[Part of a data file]
--------

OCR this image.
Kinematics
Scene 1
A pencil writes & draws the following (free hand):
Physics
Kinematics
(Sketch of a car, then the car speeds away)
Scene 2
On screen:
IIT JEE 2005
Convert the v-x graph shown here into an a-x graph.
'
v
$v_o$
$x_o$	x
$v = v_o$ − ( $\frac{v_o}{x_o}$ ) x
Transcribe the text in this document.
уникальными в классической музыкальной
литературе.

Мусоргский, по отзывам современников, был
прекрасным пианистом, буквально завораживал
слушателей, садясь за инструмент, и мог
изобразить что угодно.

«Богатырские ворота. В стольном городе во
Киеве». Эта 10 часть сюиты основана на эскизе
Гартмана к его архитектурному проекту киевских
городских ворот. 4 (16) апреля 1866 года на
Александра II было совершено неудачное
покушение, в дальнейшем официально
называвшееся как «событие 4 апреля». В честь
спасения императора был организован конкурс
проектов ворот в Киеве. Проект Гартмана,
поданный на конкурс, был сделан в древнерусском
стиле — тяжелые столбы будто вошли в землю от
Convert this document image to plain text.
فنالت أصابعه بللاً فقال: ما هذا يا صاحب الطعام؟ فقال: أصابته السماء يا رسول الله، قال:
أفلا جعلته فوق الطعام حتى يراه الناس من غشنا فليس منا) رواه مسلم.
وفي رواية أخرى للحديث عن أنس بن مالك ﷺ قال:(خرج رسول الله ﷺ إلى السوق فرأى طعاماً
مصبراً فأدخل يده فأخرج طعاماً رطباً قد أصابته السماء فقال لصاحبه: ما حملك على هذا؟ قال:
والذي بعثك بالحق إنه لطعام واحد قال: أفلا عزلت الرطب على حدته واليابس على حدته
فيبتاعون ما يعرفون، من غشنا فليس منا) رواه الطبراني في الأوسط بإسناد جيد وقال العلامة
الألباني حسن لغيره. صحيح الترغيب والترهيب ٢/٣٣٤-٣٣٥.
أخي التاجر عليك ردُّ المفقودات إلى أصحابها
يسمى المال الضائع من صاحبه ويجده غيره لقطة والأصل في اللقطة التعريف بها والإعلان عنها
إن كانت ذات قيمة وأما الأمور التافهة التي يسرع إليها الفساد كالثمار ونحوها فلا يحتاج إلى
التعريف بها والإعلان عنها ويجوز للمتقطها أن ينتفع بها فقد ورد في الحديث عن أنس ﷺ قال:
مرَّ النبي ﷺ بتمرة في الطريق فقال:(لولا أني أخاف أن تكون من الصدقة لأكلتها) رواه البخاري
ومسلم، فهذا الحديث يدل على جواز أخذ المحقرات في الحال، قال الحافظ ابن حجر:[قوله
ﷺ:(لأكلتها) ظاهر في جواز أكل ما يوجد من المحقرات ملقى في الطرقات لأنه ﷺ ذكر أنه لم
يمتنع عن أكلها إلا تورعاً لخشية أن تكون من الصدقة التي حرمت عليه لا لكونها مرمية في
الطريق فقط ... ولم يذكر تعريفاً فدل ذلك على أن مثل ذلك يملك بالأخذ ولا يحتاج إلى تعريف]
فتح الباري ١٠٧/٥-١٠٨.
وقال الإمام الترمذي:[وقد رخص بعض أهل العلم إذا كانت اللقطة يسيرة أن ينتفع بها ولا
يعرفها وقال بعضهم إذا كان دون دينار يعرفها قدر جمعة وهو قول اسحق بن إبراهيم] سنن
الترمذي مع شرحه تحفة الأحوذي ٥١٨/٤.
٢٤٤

--------

Goal - Show the lines from the data above that contain the string "image".

Result of this exercise -
OCR this image.
Convert this document image to plain text.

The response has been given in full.